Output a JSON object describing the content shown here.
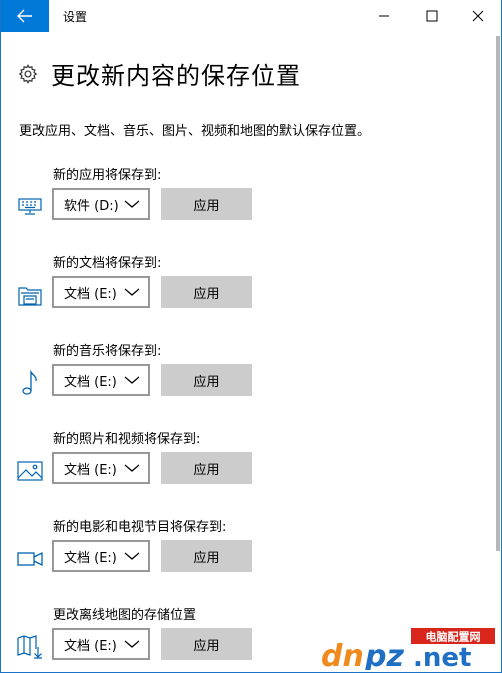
{
  "window": {
    "title": "设置"
  },
  "page": {
    "title": "更改新内容的保存位置",
    "description": "更改应用、文档、音乐、图片、视频和地图的默认保存位置。"
  },
  "sections": [
    {
      "label": "新的应用将保存到:",
      "icon": "monitor-icon",
      "value": "软件 (D:)",
      "apply": "应用"
    },
    {
      "label": "新的文档将保存到:",
      "icon": "folder-drive-icon",
      "value": "文档 (E:)",
      "apply": "应用"
    },
    {
      "label": "新的音乐将保存到:",
      "icon": "music-note-icon",
      "value": "文档 (E:)",
      "apply": "应用"
    },
    {
      "label": "新的照片和视频将保存到:",
      "icon": "picture-icon",
      "value": "文档 (E:)",
      "apply": "应用"
    },
    {
      "label": "新的电影和电视节目将保存到:",
      "icon": "video-camera-icon",
      "value": "文档 (E:)",
      "apply": "应用"
    },
    {
      "label": "更改离线地图的存储位置",
      "icon": "map-download-icon",
      "value": "文档 (E:)",
      "apply": "应用"
    }
  ],
  "watermark": {
    "text": "dnpz.net",
    "banner": "电脑配置网"
  },
  "colors": {
    "accent": "#0078d7",
    "icon": "#0063b1",
    "button_bg": "#cccccc",
    "dropdown_border": "#999999"
  }
}
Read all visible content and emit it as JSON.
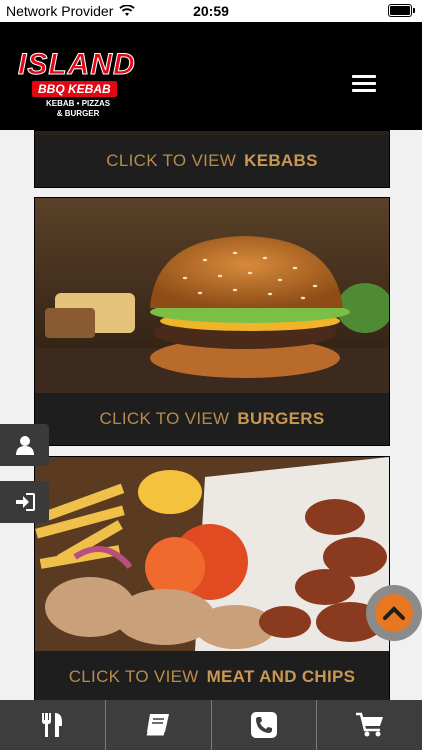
{
  "statusbar": {
    "carrier": "Network Provider",
    "time": "20:59"
  },
  "header": {
    "logo": {
      "main": "ISLAND",
      "sub": "BBQ KEBAB",
      "tagline_1": "KEBAB • PIZZAS",
      "tagline_2": "& BURGER"
    }
  },
  "cards": [
    {
      "prefix": "CLICK TO VIEW",
      "name": "KEBABS"
    },
    {
      "prefix": "CLICK TO VIEW",
      "name": "BURGERS"
    },
    {
      "prefix": "CLICK TO VIEW",
      "name": "MEAT AND CHIPS"
    }
  ],
  "colors": {
    "accent": "#c99752",
    "brand_red": "#e30613",
    "scroll_orange": "#e87722"
  },
  "icons": {
    "side_tabs": [
      "user-icon",
      "sign-in-icon"
    ],
    "bottom_bar": [
      "menu-food-icon",
      "book-icon",
      "phone-icon",
      "cart-icon"
    ]
  }
}
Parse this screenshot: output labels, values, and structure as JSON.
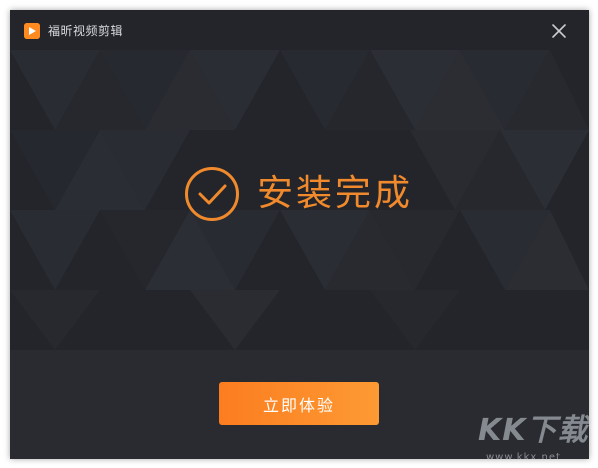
{
  "window": {
    "title": "福昕视频剪辑",
    "logo_icon": "play-logo-icon",
    "close_icon": "close-icon"
  },
  "status": {
    "icon": "check-circle-icon",
    "text": "安装完成"
  },
  "actions": {
    "primary_label": "立即体验"
  },
  "watermark": {
    "brand": "KK下载",
    "url": "www.kkx.net"
  },
  "colors": {
    "accent": "#f08a2c",
    "button_start": "#fc7d1f",
    "button_end": "#fd9a33",
    "background": "#25272d"
  }
}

════════════════

**Set exercise:** Restate the listing above word for word, and skip the pictures.

**Exercise response:**
Output a JSON object describing the content shown here.
{
  "window": {
    "title": "设置"
  },
  "page": {
    "title": "更改新内容的保存位置",
    "description": "更改应用、文档、音乐、图片、视频和地图的默认保存位置。"
  },
  "sections": [
    {
      "label": "新的应用将保存到:",
      "icon": "monitor-icon",
      "value": "软件 (D:)",
      "apply": "应用"
    },
    {
      "label": "新的文档将保存到:",
      "icon": "folder-drive-icon",
      "value": "文档 (E:)",
      "apply": "应用"
    },
    {
      "label": "新的音乐将保存到:",
      "icon": "music-note-icon",
      "value": "文档 (E:)",
      "apply": "应用"
    },
    {
      "label": "新的照片和视频将保存到:",
      "icon": "picture-icon",
      "value": "文档 (E:)",
      "apply": "应用"
    },
    {
      "label": "新的电影和电视节目将保存到:",
      "icon": "video-camera-icon",
      "value": "文档 (E:)",
      "apply": "应用"
    },
    {
      "label": "更改离线地图的存储位置",
      "icon": "map-download-icon",
      "value": "文档 (E:)",
      "apply": "应用"
    }
  ],
  "watermark": {
    "text": "dnpz.net",
    "banner": "电脑配置网"
  },
  "colors": {
    "accent": "#0078d7",
    "icon": "#0063b1",
    "button_bg": "#cccccc",
    "dropdown_border": "#999999"
  }
}
Read all visible content and emit it as JSON.
{
  "statusbar": {
    "carrier": "Network Provider",
    "time": "20:59"
  },
  "header": {
    "logo": {
      "main": "ISLAND",
      "sub": "BBQ KEBAB",
      "tagline_1": "KEBAB • PIZZAS",
      "tagline_2": "& BURGER"
    }
  },
  "cards": [
    {
      "prefix": "CLICK TO VIEW",
      "name": "KEBABS"
    },
    {
      "prefix": "CLICK TO VIEW",
      "name": "BURGERS"
    },
    {
      "prefix": "CLICK TO VIEW",
      "name": "MEAT AND CHIPS"
    }
  ],
  "colors": {
    "accent": "#c99752",
    "brand_red": "#e30613",
    "scroll_orange": "#e87722"
  },
  "icons": {
    "side_tabs": [
      "user-icon",
      "sign-in-icon"
    ],
    "bottom_bar": [
      "menu-food-icon",
      "book-icon",
      "phone-icon",
      "cart-icon"
    ]
  }
}
Parse this screenshot: output labels, values, and structure as JSON.
{
  "window": {
    "title": "福昕视频剪辑",
    "logo_icon": "play-logo-icon",
    "close_icon": "close-icon"
  },
  "status": {
    "icon": "check-circle-icon",
    "text": "安装完成"
  },
  "actions": {
    "primary_label": "立即体验"
  },
  "watermark": {
    "brand": "KK下载",
    "url": "www.kkx.net"
  },
  "colors": {
    "accent": "#f08a2c",
    "button_start": "#fc7d1f",
    "button_end": "#fd9a33",
    "background": "#25272d"
  }
}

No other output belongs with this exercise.